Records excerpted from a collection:
================

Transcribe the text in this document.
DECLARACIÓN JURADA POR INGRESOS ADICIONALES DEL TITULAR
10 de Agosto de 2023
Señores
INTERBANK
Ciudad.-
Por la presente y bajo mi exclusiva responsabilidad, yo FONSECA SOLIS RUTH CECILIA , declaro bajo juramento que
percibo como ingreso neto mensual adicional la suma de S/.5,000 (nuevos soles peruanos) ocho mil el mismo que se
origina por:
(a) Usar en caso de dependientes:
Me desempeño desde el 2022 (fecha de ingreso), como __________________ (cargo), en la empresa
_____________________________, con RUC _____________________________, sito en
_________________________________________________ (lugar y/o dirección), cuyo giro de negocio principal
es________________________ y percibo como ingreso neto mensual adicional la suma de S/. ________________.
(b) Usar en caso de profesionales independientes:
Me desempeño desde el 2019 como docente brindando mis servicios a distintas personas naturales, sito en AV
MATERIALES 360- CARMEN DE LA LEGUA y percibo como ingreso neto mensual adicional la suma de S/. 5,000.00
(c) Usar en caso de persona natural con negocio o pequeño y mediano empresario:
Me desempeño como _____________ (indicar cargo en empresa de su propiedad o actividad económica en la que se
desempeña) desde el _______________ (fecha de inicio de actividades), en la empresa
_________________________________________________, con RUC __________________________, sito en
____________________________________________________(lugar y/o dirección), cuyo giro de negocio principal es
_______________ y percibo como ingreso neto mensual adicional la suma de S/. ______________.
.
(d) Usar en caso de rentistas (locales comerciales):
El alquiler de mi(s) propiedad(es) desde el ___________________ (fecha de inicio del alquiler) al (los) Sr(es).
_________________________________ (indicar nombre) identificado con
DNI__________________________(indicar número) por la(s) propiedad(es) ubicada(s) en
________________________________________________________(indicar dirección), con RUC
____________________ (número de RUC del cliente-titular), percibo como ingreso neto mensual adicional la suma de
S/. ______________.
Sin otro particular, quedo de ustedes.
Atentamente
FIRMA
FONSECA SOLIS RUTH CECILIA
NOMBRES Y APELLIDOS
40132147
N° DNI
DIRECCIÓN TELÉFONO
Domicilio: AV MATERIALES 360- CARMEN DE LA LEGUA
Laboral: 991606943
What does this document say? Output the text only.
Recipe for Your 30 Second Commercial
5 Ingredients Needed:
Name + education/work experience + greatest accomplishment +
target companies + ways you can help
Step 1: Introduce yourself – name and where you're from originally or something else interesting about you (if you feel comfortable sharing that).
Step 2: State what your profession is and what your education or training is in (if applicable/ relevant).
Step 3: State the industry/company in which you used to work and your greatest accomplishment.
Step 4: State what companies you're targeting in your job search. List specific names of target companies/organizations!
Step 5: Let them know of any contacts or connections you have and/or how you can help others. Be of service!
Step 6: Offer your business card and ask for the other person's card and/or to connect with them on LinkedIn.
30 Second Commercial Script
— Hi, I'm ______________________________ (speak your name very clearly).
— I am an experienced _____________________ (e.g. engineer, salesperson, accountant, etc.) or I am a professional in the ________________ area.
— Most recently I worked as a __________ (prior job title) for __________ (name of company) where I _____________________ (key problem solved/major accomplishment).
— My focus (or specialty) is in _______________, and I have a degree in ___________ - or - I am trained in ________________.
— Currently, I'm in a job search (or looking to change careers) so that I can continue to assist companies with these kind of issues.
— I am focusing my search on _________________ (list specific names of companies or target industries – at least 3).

================

Problem to work on: Quote all the records. Keep every word exact.

Output below:
Transcribe the text in this document.
DECLARACIÓN JURADA POR INGRESOS ADICIONALES DEL TITULAR
10 de Agosto de 2023
Señores
INTERBANK
Ciudad.-
Por la presente y bajo mi exclusiva responsabilidad, yo FONSECA SOLIS RUTH CECILIA , declaro bajo juramento que
percibo como ingreso neto mensual adicional la suma de S/.5,000 (nuevos soles peruanos) ocho mil el mismo que se
origina por:
(a) Usar en caso de dependientes:
Me desempeño desde el 2022 (fecha de ingreso), como __________________ (cargo), en la empresa
_____________________________, con RUC _____________________________, sito en
_________________________________________________ (lugar y/o dirección), cuyo giro de negocio principal
es________________________ y percibo como ingreso neto mensual adicional la suma de S/. ________________.
(b) Usar en caso de profesionales independientes:
Me desempeño desde el 2019 como docente brindando mis servicios a distintas personas naturales, sito en AV
MATERIALES 360- CARMEN DE LA LEGUA y percibo como ingreso neto mensual adicional la suma de S/. 5,000.00
(c) Usar en caso de persona natural con negocio o pequeño y mediano empresario:
Me desempeño como _____________ (indicar cargo en empresa de su propiedad o actividad económica en la que se
desempeña) desde el _______________ (fecha de inicio de actividades), en la empresa
_________________________________________________, con RUC __________________________, sito en
____________________________________________________(lugar y/o dirección), cuyo giro de negocio principal es
_______________ y percibo como ingreso neto mensual adicional la suma de S/. ______________.
.
(d) Usar en caso de rentistas (locales comerciales):
El alquiler de mi(s) propiedad(es) desde el ___________________ (fecha de inicio del alquiler) al (los) Sr(es).
_________________________________ (indicar nombre) identificado con
DNI__________________________(indicar número) por la(s) propiedad(es) ubicada(s) en
________________________________________________________(indicar dirección), con RUC
____________________ (número de RUC del cliente-titular), percibo como ingreso neto mensual adicional la suma de
S/. ______________.
Sin otro particular, quedo de ustedes.
Atentamente
FIRMA
FONSECA SOLIS RUTH CECILIA
NOMBRES Y APELLIDOS
40132147
N° DNI
DIRECCIÓN TELÉFONO
Domicilio: AV MATERIALES 360- CARMEN DE LA LEGUA
Laboral: 991606943
What does this document say? Output the text only.
Recipe for Your 30 Second Commercial
5 Ingredients Needed:
Name + education/work experience + greatest accomplishment +
target companies + ways you can help
Step 1: Introduce yourself – name and where you're from originally or something else interesting about you (if you feel comfortable sharing that).
Step 2: State what your profession is and what your education or training is in (if applicable/ relevant).
Step 3: State the industry/company in which you used to work and your greatest accomplishment.
Step 4: State what companies you're targeting in your job search. List specific names of target companies/organizations!
Step 5: Let them know of any contacts or connections you have and/or how you can help others. Be of service!
Step 6: Offer your business card and ask for the other person's card and/or to connect with them on LinkedIn.
30 Second Commercial Script
— Hi, I'm ______________________________ (speak your name very clearly).
— I am an experienced _____________________ (e.g. engineer, salesperson, accountant, etc.) or I am a professional in the ________________ area.
— Most recently I worked as a __________ (prior job title) for __________ (name of company) where I _____________________ (key problem solved/major accomplishment).
— My focus (or specialty) is in _______________, and I have a degree in ___________ - or - I am trained in ________________.
— Currently, I'm in a job search (or looking to change careers) so that I can continue to assist companies with these kind of issues.
— I am focusing my search on _________________ (list specific names of companies or target industries – at least 3).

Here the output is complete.